** start of Raw data **

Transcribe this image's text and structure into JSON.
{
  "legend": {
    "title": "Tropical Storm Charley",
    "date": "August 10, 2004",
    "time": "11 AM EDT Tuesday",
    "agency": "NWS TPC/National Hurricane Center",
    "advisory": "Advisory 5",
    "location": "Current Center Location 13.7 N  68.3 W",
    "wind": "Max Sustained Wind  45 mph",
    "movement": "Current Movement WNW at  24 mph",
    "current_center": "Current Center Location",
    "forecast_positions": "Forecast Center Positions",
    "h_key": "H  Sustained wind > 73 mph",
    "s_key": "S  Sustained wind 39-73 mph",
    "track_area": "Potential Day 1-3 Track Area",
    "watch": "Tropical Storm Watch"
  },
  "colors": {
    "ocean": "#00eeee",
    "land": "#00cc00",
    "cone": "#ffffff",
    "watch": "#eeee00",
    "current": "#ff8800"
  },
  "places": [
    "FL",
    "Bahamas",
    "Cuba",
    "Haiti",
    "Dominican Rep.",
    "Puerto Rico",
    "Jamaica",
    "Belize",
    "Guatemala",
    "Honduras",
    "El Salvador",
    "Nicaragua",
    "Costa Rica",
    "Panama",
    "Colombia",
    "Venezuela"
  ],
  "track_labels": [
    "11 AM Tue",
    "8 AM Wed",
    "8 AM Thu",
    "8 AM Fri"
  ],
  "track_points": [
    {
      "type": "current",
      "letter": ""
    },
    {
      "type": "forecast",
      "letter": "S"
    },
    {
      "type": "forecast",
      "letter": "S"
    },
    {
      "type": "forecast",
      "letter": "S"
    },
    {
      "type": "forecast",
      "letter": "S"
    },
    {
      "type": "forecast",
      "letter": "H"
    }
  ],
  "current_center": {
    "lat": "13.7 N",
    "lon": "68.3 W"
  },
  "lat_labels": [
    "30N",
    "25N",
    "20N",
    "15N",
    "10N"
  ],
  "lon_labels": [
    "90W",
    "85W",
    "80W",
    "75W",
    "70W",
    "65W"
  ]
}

** end of Raw data **

- **Your instructions**
Count every line of the records that holds "watch". State the number, nothing else.

- **Task response**
2